>> begin ENTRIES SHOWN

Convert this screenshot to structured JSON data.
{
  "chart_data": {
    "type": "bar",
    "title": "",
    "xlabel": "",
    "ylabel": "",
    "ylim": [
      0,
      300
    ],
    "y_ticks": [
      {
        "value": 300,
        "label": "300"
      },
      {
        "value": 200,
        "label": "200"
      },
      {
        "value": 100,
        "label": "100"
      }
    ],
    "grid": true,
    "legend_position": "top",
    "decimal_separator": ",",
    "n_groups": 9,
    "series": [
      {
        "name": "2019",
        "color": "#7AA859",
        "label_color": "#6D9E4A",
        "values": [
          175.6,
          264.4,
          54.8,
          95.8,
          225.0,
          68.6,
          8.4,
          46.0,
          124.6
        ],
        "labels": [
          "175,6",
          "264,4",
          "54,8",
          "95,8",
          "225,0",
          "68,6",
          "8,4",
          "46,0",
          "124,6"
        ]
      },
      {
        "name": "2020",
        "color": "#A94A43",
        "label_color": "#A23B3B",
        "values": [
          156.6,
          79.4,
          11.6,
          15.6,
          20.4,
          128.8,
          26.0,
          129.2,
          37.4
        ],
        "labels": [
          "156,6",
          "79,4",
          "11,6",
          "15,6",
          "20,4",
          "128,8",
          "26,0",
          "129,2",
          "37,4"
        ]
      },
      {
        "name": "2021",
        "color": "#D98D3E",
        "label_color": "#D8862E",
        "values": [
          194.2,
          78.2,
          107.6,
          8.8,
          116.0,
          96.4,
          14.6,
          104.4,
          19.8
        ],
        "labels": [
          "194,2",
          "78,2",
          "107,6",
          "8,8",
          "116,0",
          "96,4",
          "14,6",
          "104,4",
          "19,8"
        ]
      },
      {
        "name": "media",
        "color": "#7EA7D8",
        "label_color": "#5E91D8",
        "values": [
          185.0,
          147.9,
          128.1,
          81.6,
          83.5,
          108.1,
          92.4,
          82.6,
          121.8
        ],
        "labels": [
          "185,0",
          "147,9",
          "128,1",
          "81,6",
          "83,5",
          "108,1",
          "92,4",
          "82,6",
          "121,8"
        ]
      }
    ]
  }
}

>> end ENTRIES SHOWN

■ **OBJECTIVE**
Output the records exactly, including every line.

■ **COMPLETED EXERCISE**
Convert this screenshot to structured JSON data.
{
  "chart_data": {
    "type": "bar",
    "title": "",
    "xlabel": "",
    "ylabel": "",
    "ylim": [
      0,
      300
    ],
    "y_ticks": [
      {
        "value": 300,
        "label": "300"
      },
      {
        "value": 200,
        "label": "200"
      },
      {
        "value": 100,
        "label": "100"
      }
    ],
    "grid": true,
    "legend_position": "top",
    "decimal_separator": ",",
    "n_groups": 9,
    "series": [
      {
        "name": "2019",
        "color": "#7AA859",
        "label_color": "#6D9E4A",
        "values": [
          175.6,
          264.4,
          54.8,
          95.8,
          225.0,
          68.6,
          8.4,
          46.0,
          124.6
        ],
        "labels": [
          "175,6",
          "264,4",
          "54,8",
          "95,8",
          "225,0",
          "68,6",
          "8,4",
          "46,0",
          "124,6"
        ]
      },
      {
        "name": "2020",
        "color": "#A94A43",
        "label_color": "#A23B3B",
        "values": [
          156.6,
          79.4,
          11.6,
          15.6,
          20.4,
          128.8,
          26.0,
          129.2,
          37.4
        ],
        "labels": [
          "156,6",
          "79,4",
          "11,6",
          "15,6",
          "20,4",
          "128,8",
          "26,0",
          "129,2",
          "37,4"
        ]
      },
      {
        "name": "2021",
        "color": "#D98D3E",
        "label_color": "#D8862E",
        "values": [
          194.2,
          78.2,
          107.6,
          8.8,
          116.0,
          96.4,
          14.6,
          104.4,
          19.8
        ],
        "labels": [
          "194,2",
          "78,2",
          "107,6",
          "8,8",
          "116,0",
          "96,4",
          "14,6",
          "104,4",
          "19,8"
        ]
      },
      {
        "name": "media",
        "color": "#7EA7D8",
        "label_color": "#5E91D8",
        "values": [
          185.0,
          147.9,
          128.1,
          81.6,
          83.5,
          108.1,
          92.4,
          82.6,
          121.8
        ],
        "labels": [
          "185,0",
          "147,9",
          "128,1",
          "81,6",
          "83,5",
          "108,1",
          "92,4",
          "82,6",
          "121,8"
        ]
      }
    ]
  }
}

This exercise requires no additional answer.